• Your task: Provide an exact reproduction of every entry.

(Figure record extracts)
────
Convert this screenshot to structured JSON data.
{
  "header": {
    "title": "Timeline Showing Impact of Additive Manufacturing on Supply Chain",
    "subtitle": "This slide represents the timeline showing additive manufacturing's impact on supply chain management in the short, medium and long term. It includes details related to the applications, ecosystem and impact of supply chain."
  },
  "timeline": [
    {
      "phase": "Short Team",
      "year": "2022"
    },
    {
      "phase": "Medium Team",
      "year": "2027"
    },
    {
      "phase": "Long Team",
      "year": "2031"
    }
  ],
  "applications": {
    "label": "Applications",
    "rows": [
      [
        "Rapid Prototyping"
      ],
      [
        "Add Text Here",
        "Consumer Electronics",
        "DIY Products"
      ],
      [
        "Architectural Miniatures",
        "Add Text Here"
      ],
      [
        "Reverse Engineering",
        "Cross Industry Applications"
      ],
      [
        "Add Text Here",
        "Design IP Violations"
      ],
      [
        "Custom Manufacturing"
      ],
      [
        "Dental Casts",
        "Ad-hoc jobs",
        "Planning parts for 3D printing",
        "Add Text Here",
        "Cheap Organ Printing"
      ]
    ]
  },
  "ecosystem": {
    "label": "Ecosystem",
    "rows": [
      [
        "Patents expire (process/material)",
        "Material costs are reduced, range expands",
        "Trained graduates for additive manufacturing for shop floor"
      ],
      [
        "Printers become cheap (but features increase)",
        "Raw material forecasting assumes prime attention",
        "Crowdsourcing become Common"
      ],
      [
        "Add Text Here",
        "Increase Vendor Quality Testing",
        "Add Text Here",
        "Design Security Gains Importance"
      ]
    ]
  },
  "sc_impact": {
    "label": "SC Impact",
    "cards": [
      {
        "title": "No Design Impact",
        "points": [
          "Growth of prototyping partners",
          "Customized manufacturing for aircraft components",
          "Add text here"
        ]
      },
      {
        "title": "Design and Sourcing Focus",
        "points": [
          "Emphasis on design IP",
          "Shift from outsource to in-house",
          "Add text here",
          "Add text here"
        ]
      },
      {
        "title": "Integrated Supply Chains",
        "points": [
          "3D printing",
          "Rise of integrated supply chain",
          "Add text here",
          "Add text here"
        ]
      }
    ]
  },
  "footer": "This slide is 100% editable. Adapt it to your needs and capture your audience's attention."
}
────
• Reply to the task:
Convert this screenshot to structured JSON data.
{
  "header": {
    "title": "Timeline Showing Impact of Additive Manufacturing on Supply Chain",
    "subtitle": "This slide represents the timeline showing additive manufacturing's impact on supply chain management in the short, medium and long term. It includes details related to the applications, ecosystem and impact of supply chain."
  },
  "timeline": [
    {
      "phase": "Short Team",
      "year": "2022"
    },
    {
      "phase": "Medium Team",
      "year": "2027"
    },
    {
      "phase": "Long Team",
      "year": "2031"
    }
  ],
  "applications": {
    "label": "Applications",
    "rows": [
      [
        "Rapid Prototyping"
      ],
      [
        "Add Text Here",
        "Consumer Electronics",
        "DIY Products"
      ],
      [
        "Architectural Miniatures",
        "Add Text Here"
      ],
      [
        "Reverse Engineering",
        "Cross Industry Applications"
      ],
      [
        "Add Text Here",
        "Design IP Violations"
      ],
      [
        "Custom Manufacturing"
      ],
      [
        "Dental Casts",
        "Ad-hoc jobs",
        "Planning parts for 3D printing",
        "Add Text Here",
        "Cheap Organ Printing"
      ]
    ]
  },
  "ecosystem": {
    "label": "Ecosystem",
    "rows": [
      [
        "Patents expire (process/material)",
        "Material costs are reduced, range expands",
        "Trained graduates for additive manufacturing for shop floor"
      ],
      [
        "Printers become cheap (but features increase)",
        "Raw material forecasting assumes prime attention",
        "Crowdsourcing become Common"
      ],
      [
        "Add Text Here",
        "Increase Vendor Quality Testing",
        "Add Text Here",
        "Design Security Gains Importance"
      ]
    ]
  },
  "sc_impact": {
    "label": "SC Impact",
    "cards": [
      {
        "title": "No Design Impact",
        "points": [
          "Growth of prototyping partners",
          "Customized manufacturing for aircraft components",
          "Add text here"
        ]
      },
      {
        "title": "Design and Sourcing Focus",
        "points": [
          "Emphasis on design IP",
          "Shift from outsource to in-house",
          "Add text here",
          "Add text here"
        ]
      },
      {
        "title": "Integrated Supply Chains",
        "points": [
          "3D printing",
          "Rise of integrated supply chain",
          "Add text here",
          "Add text here"
        ]
      }
    ]
  },
  "footer": "This slide is 100% editable. Adapt it to your needs and capture your audience's attention."
}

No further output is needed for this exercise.